### What to produce
Below are the records; copy each line in them that holds the word "サポート".

### Data for the task
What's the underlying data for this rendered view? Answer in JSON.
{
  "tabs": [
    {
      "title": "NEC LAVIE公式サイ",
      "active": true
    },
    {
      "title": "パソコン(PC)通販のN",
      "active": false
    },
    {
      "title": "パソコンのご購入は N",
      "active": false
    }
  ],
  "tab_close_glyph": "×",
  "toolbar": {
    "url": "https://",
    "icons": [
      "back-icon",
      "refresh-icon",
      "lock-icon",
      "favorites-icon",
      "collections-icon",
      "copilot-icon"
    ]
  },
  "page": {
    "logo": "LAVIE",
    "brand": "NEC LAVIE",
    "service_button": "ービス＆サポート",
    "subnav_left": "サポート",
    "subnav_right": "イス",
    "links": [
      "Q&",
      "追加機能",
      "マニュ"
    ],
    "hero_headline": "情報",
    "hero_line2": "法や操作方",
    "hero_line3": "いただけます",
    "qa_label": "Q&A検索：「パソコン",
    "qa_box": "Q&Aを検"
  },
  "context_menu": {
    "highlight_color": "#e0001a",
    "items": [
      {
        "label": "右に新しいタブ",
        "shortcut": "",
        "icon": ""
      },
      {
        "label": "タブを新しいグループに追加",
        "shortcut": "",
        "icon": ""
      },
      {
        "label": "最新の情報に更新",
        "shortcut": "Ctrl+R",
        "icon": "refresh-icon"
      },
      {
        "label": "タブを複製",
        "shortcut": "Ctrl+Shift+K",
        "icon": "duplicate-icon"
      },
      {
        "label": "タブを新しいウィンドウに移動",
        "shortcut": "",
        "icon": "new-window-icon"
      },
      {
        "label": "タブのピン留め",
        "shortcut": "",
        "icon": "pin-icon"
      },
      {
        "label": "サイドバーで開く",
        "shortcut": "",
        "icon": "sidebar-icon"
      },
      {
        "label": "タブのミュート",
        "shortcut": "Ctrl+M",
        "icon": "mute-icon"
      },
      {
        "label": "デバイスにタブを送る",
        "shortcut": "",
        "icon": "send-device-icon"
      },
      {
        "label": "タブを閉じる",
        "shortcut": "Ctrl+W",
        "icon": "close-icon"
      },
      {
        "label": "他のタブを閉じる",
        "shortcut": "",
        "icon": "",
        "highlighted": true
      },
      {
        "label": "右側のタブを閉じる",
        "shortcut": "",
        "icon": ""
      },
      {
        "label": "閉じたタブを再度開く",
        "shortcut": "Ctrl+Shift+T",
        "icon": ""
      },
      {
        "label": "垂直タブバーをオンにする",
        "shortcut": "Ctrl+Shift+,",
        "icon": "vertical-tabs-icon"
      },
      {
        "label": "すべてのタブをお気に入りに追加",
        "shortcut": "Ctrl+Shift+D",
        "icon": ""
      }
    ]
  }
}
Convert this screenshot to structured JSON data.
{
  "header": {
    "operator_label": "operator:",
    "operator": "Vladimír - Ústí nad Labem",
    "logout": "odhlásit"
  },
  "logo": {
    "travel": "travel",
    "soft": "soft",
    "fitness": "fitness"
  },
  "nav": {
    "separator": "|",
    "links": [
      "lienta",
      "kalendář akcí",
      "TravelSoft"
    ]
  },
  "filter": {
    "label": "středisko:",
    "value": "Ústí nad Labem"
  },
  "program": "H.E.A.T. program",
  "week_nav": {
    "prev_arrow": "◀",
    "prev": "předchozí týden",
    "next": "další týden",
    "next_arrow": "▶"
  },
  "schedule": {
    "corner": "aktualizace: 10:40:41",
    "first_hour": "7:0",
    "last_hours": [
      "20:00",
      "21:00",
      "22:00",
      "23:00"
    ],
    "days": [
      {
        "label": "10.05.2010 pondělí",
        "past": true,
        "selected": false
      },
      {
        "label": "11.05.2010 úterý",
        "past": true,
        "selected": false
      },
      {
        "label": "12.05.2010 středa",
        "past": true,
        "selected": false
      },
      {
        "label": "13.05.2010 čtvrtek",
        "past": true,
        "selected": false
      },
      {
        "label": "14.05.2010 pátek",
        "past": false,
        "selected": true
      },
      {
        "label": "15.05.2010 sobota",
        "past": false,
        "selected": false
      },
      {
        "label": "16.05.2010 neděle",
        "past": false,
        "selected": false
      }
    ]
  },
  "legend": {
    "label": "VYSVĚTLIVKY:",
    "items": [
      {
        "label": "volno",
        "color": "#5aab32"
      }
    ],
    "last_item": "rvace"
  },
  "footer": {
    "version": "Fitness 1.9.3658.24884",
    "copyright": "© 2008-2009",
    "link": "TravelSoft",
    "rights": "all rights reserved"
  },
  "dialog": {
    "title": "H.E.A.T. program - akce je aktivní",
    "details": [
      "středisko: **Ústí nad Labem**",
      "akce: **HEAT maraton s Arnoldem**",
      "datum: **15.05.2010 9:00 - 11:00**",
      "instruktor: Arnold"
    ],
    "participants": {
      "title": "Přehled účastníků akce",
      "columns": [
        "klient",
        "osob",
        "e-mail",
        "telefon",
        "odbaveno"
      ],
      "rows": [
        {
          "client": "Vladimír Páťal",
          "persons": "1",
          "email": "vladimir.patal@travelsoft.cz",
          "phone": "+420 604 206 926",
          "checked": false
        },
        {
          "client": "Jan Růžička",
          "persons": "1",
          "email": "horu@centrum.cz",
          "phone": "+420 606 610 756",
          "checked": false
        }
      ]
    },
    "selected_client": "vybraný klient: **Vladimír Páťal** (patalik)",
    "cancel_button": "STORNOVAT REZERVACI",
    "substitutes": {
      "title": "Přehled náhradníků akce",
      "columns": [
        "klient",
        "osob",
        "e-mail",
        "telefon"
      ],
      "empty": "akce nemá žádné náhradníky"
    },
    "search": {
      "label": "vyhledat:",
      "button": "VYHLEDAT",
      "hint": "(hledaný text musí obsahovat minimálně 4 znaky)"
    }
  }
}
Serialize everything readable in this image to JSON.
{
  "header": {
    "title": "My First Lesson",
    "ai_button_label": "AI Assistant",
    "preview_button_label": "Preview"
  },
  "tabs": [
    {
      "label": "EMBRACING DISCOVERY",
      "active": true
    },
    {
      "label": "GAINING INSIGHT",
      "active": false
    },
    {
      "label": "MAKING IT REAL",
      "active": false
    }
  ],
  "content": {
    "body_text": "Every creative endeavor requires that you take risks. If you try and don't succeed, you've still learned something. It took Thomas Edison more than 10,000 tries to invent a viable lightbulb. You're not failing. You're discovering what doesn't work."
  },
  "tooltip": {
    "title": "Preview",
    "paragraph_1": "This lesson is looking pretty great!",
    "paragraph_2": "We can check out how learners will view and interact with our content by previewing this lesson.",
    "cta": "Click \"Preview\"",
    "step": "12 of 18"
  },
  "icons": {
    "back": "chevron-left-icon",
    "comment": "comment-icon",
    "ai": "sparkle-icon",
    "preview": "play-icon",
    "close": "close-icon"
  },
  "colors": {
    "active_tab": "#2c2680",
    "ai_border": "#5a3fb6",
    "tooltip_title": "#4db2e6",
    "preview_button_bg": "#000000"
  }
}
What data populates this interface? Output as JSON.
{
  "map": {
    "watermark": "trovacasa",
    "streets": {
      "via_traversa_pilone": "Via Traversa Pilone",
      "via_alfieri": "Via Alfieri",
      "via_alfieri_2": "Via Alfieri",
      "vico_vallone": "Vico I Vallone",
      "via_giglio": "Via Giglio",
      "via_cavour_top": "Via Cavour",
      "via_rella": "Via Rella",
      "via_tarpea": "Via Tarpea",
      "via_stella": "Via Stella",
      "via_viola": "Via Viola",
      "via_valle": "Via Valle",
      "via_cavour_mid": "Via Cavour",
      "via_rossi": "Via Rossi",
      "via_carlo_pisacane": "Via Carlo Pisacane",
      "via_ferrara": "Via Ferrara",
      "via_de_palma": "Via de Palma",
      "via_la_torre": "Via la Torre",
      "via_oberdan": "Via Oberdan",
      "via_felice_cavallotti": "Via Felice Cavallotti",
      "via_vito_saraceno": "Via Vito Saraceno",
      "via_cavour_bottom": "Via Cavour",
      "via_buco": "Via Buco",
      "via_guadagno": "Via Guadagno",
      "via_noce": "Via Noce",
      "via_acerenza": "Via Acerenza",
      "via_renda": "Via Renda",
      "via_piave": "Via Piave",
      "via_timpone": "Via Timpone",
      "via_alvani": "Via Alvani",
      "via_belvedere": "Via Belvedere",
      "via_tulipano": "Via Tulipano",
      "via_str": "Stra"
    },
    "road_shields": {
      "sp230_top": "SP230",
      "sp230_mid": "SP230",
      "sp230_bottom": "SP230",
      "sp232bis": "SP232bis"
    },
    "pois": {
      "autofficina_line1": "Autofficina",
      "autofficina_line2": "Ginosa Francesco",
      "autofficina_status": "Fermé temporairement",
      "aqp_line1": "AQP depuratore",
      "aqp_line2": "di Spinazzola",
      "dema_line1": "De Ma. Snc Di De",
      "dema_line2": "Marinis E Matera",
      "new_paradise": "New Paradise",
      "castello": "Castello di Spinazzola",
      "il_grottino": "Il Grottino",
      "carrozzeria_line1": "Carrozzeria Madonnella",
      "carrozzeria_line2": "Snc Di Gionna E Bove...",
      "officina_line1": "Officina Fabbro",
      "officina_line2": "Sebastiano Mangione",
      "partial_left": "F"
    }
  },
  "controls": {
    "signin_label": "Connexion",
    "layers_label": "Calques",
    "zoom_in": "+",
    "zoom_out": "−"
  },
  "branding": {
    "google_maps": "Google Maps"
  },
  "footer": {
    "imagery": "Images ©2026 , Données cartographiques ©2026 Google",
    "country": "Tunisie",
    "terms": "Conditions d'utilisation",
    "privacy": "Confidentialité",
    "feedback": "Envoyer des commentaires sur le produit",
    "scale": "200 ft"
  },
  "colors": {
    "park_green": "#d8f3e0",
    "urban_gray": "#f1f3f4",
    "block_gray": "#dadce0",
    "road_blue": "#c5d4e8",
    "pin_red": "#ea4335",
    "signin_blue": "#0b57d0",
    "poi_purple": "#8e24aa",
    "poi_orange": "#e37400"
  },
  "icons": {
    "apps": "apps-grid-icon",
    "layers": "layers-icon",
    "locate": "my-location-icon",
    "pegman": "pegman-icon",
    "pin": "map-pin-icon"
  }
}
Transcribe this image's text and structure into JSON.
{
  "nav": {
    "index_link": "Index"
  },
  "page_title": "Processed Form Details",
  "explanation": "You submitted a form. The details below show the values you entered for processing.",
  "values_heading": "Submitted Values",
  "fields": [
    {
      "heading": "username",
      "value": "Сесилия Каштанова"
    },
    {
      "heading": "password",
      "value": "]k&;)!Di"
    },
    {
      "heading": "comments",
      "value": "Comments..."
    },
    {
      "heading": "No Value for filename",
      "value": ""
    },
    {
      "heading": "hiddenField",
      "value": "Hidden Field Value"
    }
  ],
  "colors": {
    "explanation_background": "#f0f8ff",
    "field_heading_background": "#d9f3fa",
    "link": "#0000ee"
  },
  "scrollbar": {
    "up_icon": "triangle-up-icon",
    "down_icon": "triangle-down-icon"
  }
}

### Task output
    "service_button": "ービス＆サポート",
    "subnav_left": "サポート",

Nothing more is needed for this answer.